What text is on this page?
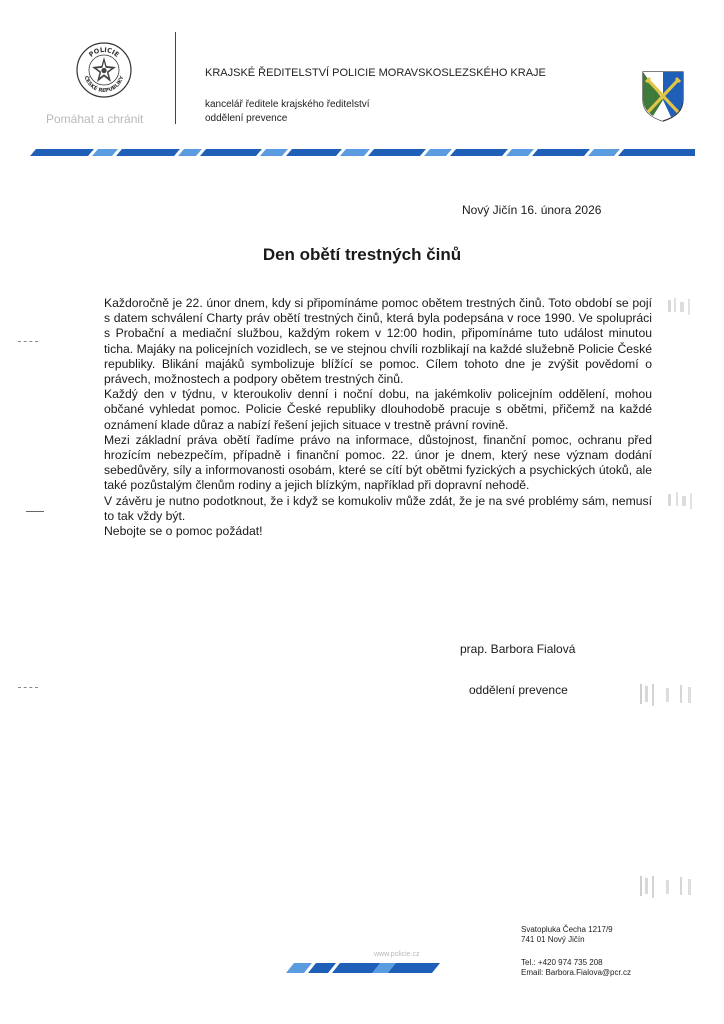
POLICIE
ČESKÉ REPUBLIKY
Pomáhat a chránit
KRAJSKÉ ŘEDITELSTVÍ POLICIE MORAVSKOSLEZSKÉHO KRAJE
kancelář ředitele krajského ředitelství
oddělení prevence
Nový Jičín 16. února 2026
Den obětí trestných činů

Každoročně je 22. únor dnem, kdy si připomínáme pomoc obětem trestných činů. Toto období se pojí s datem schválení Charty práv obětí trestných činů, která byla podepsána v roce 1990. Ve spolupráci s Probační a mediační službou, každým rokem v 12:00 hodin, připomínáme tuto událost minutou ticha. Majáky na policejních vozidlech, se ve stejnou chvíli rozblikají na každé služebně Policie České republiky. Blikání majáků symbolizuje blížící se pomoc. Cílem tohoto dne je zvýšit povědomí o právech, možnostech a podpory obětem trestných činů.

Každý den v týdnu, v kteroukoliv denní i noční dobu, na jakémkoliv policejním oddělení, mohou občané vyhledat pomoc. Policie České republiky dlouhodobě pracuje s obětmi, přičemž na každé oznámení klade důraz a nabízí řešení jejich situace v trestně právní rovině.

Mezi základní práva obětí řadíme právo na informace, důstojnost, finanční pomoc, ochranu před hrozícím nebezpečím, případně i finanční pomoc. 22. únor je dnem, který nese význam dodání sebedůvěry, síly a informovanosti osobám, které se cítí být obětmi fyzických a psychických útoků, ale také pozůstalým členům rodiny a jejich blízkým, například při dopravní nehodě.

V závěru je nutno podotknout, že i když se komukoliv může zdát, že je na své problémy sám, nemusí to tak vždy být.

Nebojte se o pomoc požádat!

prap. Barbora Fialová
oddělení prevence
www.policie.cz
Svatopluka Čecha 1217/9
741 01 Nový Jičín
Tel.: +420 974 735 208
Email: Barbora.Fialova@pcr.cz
* * *
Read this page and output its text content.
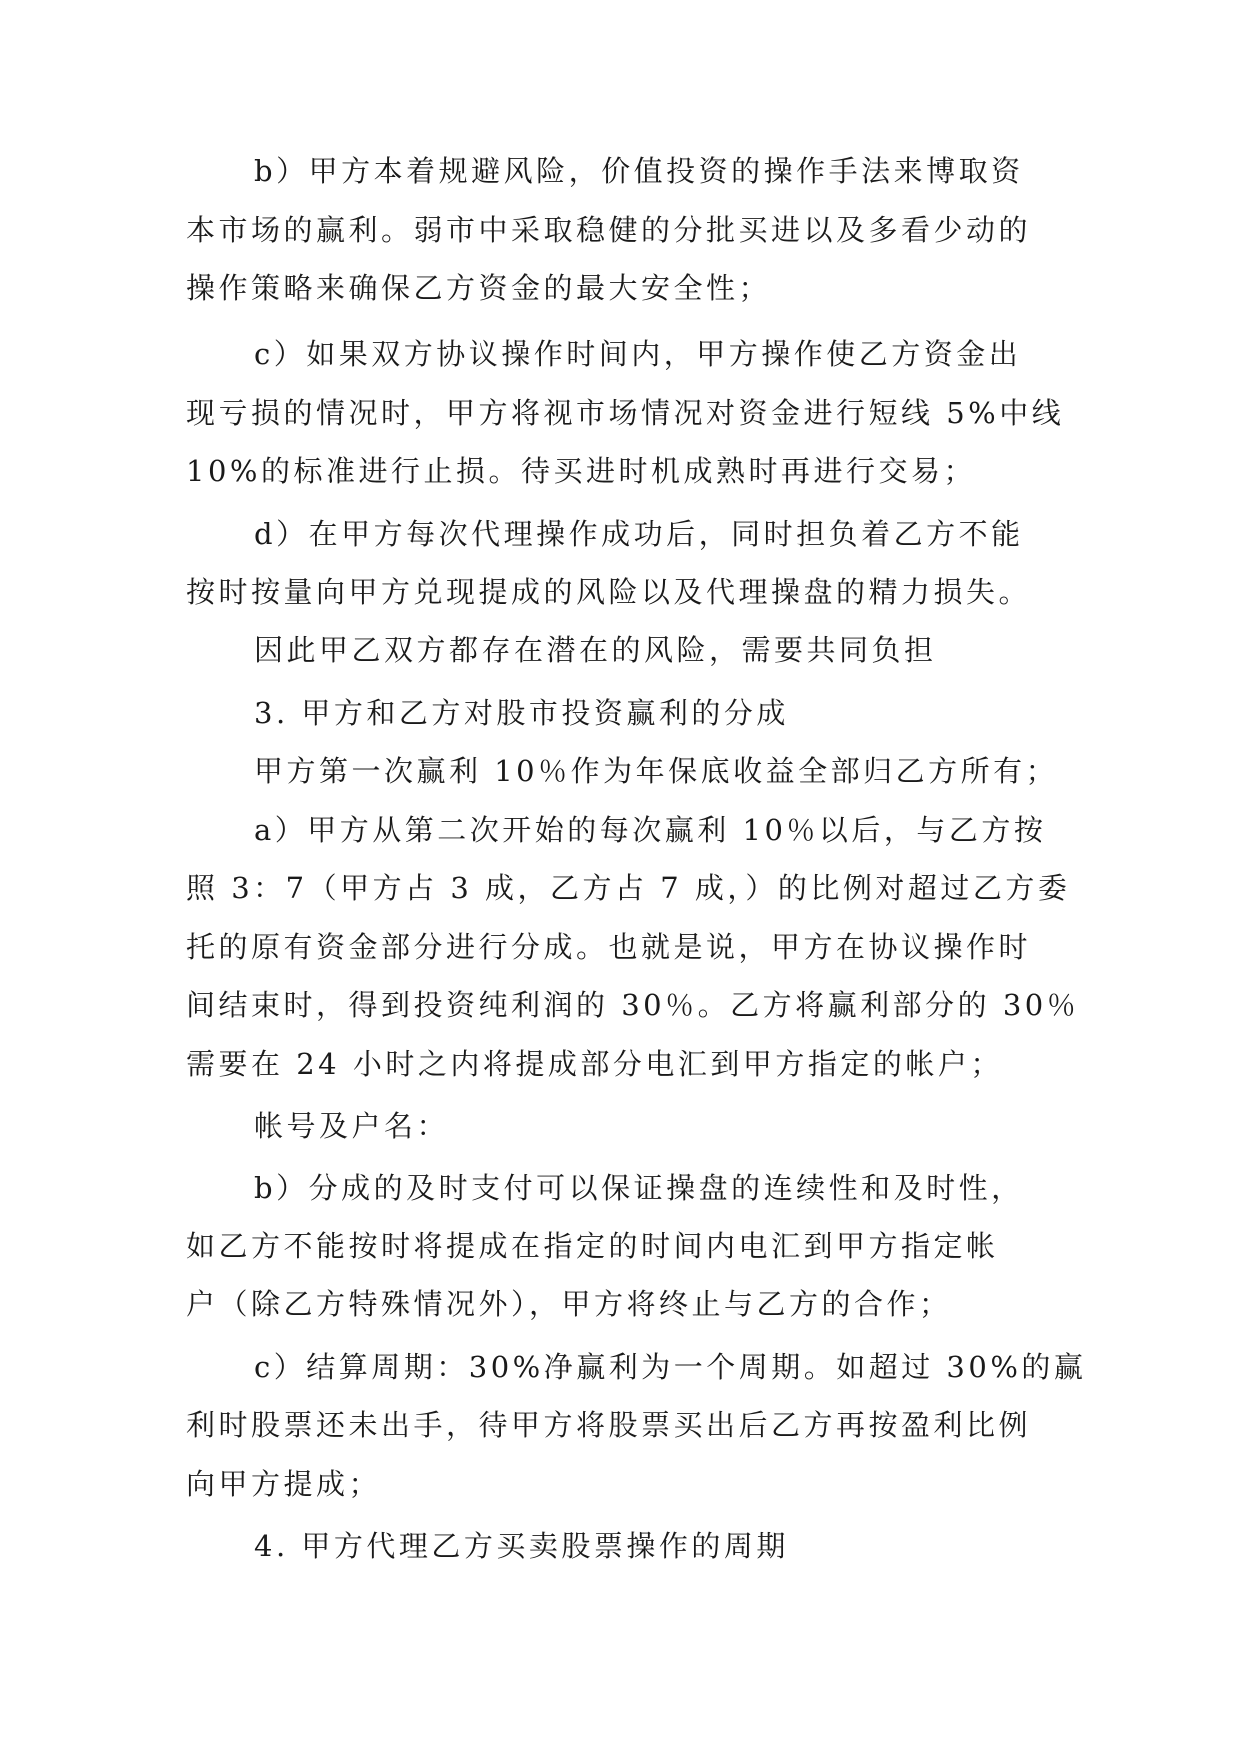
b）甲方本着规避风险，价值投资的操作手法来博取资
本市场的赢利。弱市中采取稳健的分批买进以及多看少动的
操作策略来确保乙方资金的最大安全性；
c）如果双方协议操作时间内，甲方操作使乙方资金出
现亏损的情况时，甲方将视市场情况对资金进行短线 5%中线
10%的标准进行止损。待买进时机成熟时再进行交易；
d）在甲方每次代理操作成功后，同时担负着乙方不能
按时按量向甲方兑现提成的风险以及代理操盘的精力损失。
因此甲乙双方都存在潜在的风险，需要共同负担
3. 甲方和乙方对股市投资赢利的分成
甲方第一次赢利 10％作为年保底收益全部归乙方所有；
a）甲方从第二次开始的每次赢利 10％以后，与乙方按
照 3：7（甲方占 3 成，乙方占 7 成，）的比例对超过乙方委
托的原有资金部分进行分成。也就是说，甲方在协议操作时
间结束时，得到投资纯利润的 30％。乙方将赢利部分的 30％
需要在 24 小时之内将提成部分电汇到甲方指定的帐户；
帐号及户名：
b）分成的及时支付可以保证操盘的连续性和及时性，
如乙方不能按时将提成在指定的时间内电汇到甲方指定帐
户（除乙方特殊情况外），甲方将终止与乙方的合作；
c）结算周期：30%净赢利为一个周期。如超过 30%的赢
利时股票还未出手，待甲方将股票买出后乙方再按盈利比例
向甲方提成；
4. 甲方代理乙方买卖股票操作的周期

_Exercise prompt_:
Filter for "page". Return all lines that hold it.

_Reply to the task_:
What text is on this page?
Read this page and output its text content.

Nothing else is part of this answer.